- **Set exercise**:
Repeat every line of the listing below exactly, minus the pictures.

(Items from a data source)
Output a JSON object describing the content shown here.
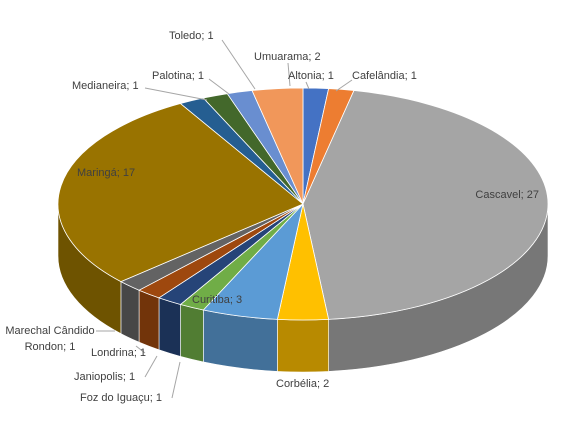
{
  "chart_data": {
    "type": "pie3d",
    "labels": [
      "Altonia; 1",
      "Cafelândia; 1",
      "Cascavel; 27",
      "Corbélia; 2",
      "Curitiba; 3",
      "Foz do Iguaçu; 1",
      "Janiopolis; 1",
      "Londrina; 1",
      "Marechal Cândido Rondon; 1",
      "Maringá; 17",
      "Medianeira; 1",
      "Palotina; 1",
      "Toledo; 1",
      "Umuarama; 2"
    ],
    "values": [
      1,
      1,
      27,
      2,
      3,
      1,
      1,
      1,
      1,
      17,
      1,
      1,
      1,
      2
    ],
    "colors": [
      "#4472c4",
      "#ed7d31",
      "#a5a5a5",
      "#ffc000",
      "#5b9bd5",
      "#70ad47",
      "#264478",
      "#9e480e",
      "#636363",
      "#997300",
      "#255e91",
      "#43682b",
      "#698ed0",
      "#f1975a"
    ]
  }
}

- **Exercise response**:
Output a JSON object describing the content shown here.
{
  "chart_data": {
    "type": "pie3d",
    "labels": [
      "Altonia; 1",
      "Cafelândia; 1",
      "Cascavel; 27",
      "Corbélia; 2",
      "Curitiba; 3",
      "Foz do Iguaçu; 1",
      "Janiopolis; 1",
      "Londrina; 1",
      "Marechal Cândido Rondon; 1",
      "Maringá; 17",
      "Medianeira; 1",
      "Palotina; 1",
      "Toledo; 1",
      "Umuarama; 2"
    ],
    "values": [
      1,
      1,
      27,
      2,
      3,
      1,
      1,
      1,
      1,
      17,
      1,
      1,
      1,
      2
    ],
    "colors": [
      "#4472c4",
      "#ed7d31",
      "#a5a5a5",
      "#ffc000",
      "#5b9bd5",
      "#70ad47",
      "#264478",
      "#9e480e",
      "#636363",
      "#997300",
      "#255e91",
      "#43682b",
      "#698ed0",
      "#f1975a"
    ]
  }
}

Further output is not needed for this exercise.